GIVEN PROBLEM: Each entry must be reproduced precisely as it stands.

_ _ _ _ _

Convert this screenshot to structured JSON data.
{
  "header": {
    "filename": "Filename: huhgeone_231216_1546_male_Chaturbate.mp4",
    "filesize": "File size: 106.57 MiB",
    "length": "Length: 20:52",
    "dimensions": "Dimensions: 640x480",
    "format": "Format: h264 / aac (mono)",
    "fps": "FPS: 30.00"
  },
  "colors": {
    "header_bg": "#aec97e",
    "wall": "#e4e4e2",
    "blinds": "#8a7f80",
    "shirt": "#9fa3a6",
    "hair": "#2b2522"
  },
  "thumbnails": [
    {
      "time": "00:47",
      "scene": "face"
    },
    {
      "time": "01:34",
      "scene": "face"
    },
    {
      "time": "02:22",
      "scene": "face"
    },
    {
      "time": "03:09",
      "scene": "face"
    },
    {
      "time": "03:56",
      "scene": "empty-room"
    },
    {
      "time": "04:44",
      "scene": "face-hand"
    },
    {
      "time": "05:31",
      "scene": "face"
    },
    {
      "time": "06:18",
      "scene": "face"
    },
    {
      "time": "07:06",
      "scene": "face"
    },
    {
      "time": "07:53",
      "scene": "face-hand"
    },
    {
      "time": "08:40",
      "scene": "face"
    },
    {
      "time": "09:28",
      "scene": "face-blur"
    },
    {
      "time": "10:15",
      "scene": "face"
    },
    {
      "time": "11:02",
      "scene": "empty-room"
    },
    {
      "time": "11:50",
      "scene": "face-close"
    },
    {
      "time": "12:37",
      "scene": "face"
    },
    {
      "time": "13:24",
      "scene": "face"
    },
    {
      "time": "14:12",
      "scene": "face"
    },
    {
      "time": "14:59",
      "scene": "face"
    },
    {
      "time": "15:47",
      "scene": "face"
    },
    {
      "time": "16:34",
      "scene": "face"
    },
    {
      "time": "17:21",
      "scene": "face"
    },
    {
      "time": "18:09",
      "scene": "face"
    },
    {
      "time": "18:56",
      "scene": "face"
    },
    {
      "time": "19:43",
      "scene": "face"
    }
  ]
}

_ _ _ _ _

EXERCISE OUTPUT:
Convert this screenshot to structured JSON data.
{
  "header": {
    "filename": "Filename: huhgeone_231216_1546_male_Chaturbate.mp4",
    "filesize": "File size: 106.57 MiB",
    "length": "Length: 20:52",
    "dimensions": "Dimensions: 640x480",
    "format": "Format: h264 / aac (mono)",
    "fps": "FPS: 30.00"
  },
  "colors": {
    "header_bg": "#aec97e",
    "wall": "#e4e4e2",
    "blinds": "#8a7f80",
    "shirt": "#9fa3a6",
    "hair": "#2b2522"
  },
  "thumbnails": [
    {
      "time": "00:47",
      "scene": "face"
    },
    {
      "time": "01:34",
      "scene": "face"
    },
    {
      "time": "02:22",
      "scene": "face"
    },
    {
      "time": "03:09",
      "scene": "face"
    },
    {
      "time": "03:56",
      "scene": "empty-room"
    },
    {
      "time": "04:44",
      "scene": "face-hand"
    },
    {
      "time": "05:31",
      "scene": "face"
    },
    {
      "time": "06:18",
      "scene": "face"
    },
    {
      "time": "07:06",
      "scene": "face"
    },
    {
      "time": "07:53",
      "scene": "face-hand"
    },
    {
      "time": "08:40",
      "scene": "face"
    },
    {
      "time": "09:28",
      "scene": "face-blur"
    },
    {
      "time": "10:15",
      "scene": "face"
    },
    {
      "time": "11:02",
      "scene": "empty-room"
    },
    {
      "time": "11:50",
      "scene": "face-close"
    },
    {
      "time": "12:37",
      "scene": "face"
    },
    {
      "time": "13:24",
      "scene": "face"
    },
    {
      "time": "14:12",
      "scene": "face"
    },
    {
      "time": "14:59",
      "scene": "face"
    },
    {
      "time": "15:47",
      "scene": "face"
    },
    {
      "time": "16:34",
      "scene": "face"
    },
    {
      "time": "17:21",
      "scene": "face"
    },
    {
      "time": "18:09",
      "scene": "face"
    },
    {
      "time": "18:56",
      "scene": "face"
    },
    {
      "time": "19:43",
      "scene": "face"
    }
  ]
}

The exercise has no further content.